▶ [Exercise description] Gather all lines in the data that hold the string "CREATOR".

▶ [Supplied data]
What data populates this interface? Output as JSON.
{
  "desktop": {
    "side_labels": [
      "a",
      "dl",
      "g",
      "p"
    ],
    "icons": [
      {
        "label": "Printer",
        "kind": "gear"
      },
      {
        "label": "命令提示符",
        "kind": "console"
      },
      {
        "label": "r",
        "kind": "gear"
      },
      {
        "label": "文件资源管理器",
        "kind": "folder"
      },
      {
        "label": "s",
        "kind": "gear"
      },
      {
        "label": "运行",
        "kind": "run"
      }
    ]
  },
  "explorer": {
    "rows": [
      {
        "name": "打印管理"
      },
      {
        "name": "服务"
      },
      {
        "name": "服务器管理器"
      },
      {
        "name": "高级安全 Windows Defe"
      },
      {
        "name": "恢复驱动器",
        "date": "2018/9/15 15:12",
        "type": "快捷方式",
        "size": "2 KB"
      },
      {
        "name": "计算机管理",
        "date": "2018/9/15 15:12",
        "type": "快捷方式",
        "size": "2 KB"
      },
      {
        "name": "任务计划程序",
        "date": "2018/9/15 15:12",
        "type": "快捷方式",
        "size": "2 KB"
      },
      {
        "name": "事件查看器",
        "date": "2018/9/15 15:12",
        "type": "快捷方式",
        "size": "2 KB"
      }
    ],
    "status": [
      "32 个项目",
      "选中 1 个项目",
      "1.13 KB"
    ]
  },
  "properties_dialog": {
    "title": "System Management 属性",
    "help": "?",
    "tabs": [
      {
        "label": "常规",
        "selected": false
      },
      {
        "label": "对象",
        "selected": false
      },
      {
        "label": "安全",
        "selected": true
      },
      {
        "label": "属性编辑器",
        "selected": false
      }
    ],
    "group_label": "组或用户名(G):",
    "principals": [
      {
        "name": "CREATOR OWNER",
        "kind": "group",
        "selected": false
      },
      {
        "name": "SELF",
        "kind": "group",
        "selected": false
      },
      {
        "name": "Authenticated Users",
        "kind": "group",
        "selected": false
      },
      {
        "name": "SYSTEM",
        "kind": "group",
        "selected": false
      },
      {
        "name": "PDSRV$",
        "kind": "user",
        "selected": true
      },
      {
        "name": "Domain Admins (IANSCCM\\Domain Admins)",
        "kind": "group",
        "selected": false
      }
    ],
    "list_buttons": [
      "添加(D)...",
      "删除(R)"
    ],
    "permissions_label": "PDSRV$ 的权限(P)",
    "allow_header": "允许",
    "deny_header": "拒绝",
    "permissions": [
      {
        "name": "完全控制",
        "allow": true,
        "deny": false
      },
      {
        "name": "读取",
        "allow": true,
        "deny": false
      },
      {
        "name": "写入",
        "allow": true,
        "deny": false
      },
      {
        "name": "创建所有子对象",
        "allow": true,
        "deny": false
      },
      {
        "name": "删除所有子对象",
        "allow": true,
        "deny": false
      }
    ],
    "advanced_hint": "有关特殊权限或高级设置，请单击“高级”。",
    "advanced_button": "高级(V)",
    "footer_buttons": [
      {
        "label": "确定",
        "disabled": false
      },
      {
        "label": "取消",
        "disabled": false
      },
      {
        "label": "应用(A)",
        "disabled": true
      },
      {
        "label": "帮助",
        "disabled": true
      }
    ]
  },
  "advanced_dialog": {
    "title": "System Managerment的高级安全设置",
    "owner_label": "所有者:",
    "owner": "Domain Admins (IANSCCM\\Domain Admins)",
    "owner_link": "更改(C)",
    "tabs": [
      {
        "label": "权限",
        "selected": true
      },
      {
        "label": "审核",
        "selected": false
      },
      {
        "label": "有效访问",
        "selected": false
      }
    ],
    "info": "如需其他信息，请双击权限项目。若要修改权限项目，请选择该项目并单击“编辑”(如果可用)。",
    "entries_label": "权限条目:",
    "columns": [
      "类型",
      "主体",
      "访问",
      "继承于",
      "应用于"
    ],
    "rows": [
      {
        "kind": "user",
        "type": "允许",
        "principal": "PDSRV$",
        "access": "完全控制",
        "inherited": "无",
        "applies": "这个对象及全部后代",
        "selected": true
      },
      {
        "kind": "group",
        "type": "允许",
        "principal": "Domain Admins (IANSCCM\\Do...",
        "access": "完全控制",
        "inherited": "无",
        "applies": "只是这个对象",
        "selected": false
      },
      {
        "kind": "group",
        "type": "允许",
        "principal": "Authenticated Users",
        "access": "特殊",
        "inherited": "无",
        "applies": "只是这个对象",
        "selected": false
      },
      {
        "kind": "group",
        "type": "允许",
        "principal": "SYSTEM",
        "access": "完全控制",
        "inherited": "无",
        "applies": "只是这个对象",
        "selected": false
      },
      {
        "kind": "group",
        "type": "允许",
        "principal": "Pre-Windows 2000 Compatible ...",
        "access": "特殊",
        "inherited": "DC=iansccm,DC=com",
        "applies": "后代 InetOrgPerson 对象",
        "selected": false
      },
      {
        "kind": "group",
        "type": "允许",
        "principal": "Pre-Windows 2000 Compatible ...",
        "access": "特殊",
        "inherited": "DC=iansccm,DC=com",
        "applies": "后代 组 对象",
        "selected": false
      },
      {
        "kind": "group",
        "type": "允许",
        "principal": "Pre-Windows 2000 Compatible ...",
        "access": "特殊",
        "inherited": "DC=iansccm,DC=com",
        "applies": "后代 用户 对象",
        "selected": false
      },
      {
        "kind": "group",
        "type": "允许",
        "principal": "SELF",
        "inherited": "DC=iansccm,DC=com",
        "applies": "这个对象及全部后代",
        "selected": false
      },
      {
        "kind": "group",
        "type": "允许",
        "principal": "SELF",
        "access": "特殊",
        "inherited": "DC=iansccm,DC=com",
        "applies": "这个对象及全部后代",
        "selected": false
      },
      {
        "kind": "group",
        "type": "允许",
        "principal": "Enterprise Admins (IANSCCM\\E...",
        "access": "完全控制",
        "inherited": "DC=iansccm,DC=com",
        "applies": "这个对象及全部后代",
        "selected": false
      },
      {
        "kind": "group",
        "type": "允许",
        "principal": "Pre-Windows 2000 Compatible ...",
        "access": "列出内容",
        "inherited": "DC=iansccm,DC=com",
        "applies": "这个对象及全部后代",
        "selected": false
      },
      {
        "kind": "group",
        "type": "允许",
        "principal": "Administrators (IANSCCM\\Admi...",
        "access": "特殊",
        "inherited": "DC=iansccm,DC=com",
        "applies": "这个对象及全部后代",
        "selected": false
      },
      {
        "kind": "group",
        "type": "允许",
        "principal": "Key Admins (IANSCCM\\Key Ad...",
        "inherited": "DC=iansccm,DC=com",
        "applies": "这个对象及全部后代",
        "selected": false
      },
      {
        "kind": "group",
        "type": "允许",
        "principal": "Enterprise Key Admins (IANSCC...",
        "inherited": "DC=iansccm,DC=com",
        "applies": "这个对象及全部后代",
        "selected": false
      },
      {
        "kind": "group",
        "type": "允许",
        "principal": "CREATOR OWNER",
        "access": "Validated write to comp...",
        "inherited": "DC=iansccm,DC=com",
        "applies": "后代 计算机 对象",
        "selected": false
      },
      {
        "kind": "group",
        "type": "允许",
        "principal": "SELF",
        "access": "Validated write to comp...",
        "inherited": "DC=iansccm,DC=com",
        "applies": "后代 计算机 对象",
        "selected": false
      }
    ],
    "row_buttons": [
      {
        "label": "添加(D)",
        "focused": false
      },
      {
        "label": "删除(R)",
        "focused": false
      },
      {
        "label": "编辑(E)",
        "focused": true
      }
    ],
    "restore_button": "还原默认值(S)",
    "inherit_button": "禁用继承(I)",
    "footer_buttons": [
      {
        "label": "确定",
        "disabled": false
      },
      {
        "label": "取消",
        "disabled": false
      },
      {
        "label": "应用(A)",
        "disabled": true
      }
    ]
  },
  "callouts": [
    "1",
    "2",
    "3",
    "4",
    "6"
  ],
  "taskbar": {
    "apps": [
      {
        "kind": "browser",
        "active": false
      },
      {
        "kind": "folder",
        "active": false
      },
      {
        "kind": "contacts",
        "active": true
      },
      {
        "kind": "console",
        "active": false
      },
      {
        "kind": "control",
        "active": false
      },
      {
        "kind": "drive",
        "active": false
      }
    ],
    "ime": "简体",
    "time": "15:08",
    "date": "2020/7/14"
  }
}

▶ [Answer]
        "name": "CREATOR OWNER",
        "principal": "CREATOR OWNER",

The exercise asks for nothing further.